== What you need to do ==
Extract the complete data exactly as given.
-- Start of Extracted data --
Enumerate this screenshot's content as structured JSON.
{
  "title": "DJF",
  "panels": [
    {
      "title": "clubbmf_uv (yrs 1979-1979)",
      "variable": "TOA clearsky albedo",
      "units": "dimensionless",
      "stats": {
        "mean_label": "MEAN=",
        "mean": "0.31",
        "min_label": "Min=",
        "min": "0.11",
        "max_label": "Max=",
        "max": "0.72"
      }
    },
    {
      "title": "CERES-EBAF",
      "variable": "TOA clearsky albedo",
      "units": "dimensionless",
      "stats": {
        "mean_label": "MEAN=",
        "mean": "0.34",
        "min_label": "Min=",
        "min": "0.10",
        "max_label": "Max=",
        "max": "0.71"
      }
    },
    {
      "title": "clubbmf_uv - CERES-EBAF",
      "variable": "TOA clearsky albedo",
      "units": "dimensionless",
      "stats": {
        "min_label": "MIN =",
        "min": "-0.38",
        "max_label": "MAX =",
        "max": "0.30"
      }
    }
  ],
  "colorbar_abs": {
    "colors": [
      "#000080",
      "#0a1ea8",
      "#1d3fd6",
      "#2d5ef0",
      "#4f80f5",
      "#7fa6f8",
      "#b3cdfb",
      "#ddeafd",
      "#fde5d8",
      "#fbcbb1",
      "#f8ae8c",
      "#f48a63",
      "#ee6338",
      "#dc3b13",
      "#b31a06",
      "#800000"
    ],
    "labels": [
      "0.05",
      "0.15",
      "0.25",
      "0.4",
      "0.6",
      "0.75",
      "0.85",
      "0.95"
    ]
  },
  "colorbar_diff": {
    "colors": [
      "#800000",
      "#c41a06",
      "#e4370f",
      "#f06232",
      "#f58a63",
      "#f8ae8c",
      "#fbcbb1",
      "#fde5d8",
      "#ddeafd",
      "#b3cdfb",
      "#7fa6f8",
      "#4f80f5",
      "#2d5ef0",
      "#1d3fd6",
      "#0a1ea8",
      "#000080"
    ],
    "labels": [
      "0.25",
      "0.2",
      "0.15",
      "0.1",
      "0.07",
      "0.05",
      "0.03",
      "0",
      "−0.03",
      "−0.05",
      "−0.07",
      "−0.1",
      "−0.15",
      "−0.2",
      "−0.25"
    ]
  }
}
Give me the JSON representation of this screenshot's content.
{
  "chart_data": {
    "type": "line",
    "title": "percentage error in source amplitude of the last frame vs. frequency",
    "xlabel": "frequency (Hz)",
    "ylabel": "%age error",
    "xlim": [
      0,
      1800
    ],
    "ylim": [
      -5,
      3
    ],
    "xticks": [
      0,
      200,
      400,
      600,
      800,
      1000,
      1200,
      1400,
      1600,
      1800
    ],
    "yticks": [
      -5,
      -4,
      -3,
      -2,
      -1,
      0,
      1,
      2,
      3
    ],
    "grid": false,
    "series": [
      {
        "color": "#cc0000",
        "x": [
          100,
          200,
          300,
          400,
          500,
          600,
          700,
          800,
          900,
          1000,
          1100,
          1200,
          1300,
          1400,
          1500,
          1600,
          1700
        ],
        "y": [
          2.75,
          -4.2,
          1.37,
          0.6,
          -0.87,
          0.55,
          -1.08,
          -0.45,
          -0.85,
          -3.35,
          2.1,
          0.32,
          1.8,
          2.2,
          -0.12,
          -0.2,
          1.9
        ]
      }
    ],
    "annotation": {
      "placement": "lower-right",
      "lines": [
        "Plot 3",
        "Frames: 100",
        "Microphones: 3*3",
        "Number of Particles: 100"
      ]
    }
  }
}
-- End of Extracted data --
== Answer to this exercise ==
Enumerate this screenshot's content as structured JSON.
{
  "title": "DJF",
  "panels": [
    {
      "title": "clubbmf_uv (yrs 1979-1979)",
      "variable": "TOA clearsky albedo",
      "units": "dimensionless",
      "stats": {
        "mean_label": "MEAN=",
        "mean": "0.31",
        "min_label": "Min=",
        "min": "0.11",
        "max_label": "Max=",
        "max": "0.72"
      }
    },
    {
      "title": "CERES-EBAF",
      "variable": "TOA clearsky albedo",
      "units": "dimensionless",
      "stats": {
        "mean_label": "MEAN=",
        "mean": "0.34",
        "min_label": "Min=",
        "min": "0.10",
        "max_label": "Max=",
        "max": "0.71"
      }
    },
    {
      "title": "clubbmf_uv - CERES-EBAF",
      "variable": "TOA clearsky albedo",
      "units": "dimensionless",
      "stats": {
        "min_label": "MIN =",
        "min": "-0.38",
        "max_label": "MAX =",
        "max": "0.30"
      }
    }
  ],
  "colorbar_abs": {
    "colors": [
      "#000080",
      "#0a1ea8",
      "#1d3fd6",
      "#2d5ef0",
      "#4f80f5",
      "#7fa6f8",
      "#b3cdfb",
      "#ddeafd",
      "#fde5d8",
      "#fbcbb1",
      "#f8ae8c",
      "#f48a63",
      "#ee6338",
      "#dc3b13",
      "#b31a06",
      "#800000"
    ],
    "labels": [
      "0.05",
      "0.15",
      "0.25",
      "0.4",
      "0.6",
      "0.75",
      "0.85",
      "0.95"
    ]
  },
  "colorbar_diff": {
    "colors": [
      "#800000",
      "#c41a06",
      "#e4370f",
      "#f06232",
      "#f58a63",
      "#f8ae8c",
      "#fbcbb1",
      "#fde5d8",
      "#ddeafd",
      "#b3cdfb",
      "#7fa6f8",
      "#4f80f5",
      "#2d5ef0",
      "#1d3fd6",
      "#0a1ea8",
      "#000080"
    ],
    "labels": [
      "0.25",
      "0.2",
      "0.15",
      "0.1",
      "0.07",
      "0.05",
      "0.03",
      "0",
      "−0.03",
      "−0.05",
      "−0.07",
      "−0.1",
      "−0.15",
      "−0.2",
      "−0.25"
    ]
  }
}
Give me the JSON representation of this screenshot's content.
{
  "chart_data": {
    "type": "line",
    "title": "percentage error in source amplitude of the last frame vs. frequency",
    "xlabel": "frequency (Hz)",
    "ylabel": "%age error",
    "xlim": [
      0,
      1800
    ],
    "ylim": [
      -5,
      3
    ],
    "xticks": [
      0,
      200,
      400,
      600,
      800,
      1000,
      1200,
      1400,
      1600,
      1800
    ],
    "yticks": [
      -5,
      -4,
      -3,
      -2,
      -1,
      0,
      1,
      2,
      3
    ],
    "grid": false,
    "series": [
      {
        "color": "#cc0000",
        "x": [
          100,
          200,
          300,
          400,
          500,
          600,
          700,
          800,
          900,
          1000,
          1100,
          1200,
          1300,
          1400,
          1500,
          1600,
          1700
        ],
        "y": [
          2.75,
          -4.2,
          1.37,
          0.6,
          -0.87,
          0.55,
          -1.08,
          -0.45,
          -0.85,
          -3.35,
          2.1,
          0.32,
          1.8,
          2.2,
          -0.12,
          -0.2,
          1.9
        ]
      }
    ],
    "annotation": {
      "placement": "lower-right",
      "lines": [
        "Plot 3",
        "Frames: 100",
        "Microphones: 3*3",
        "Number of Particles: 100"
      ]
    }
  }
}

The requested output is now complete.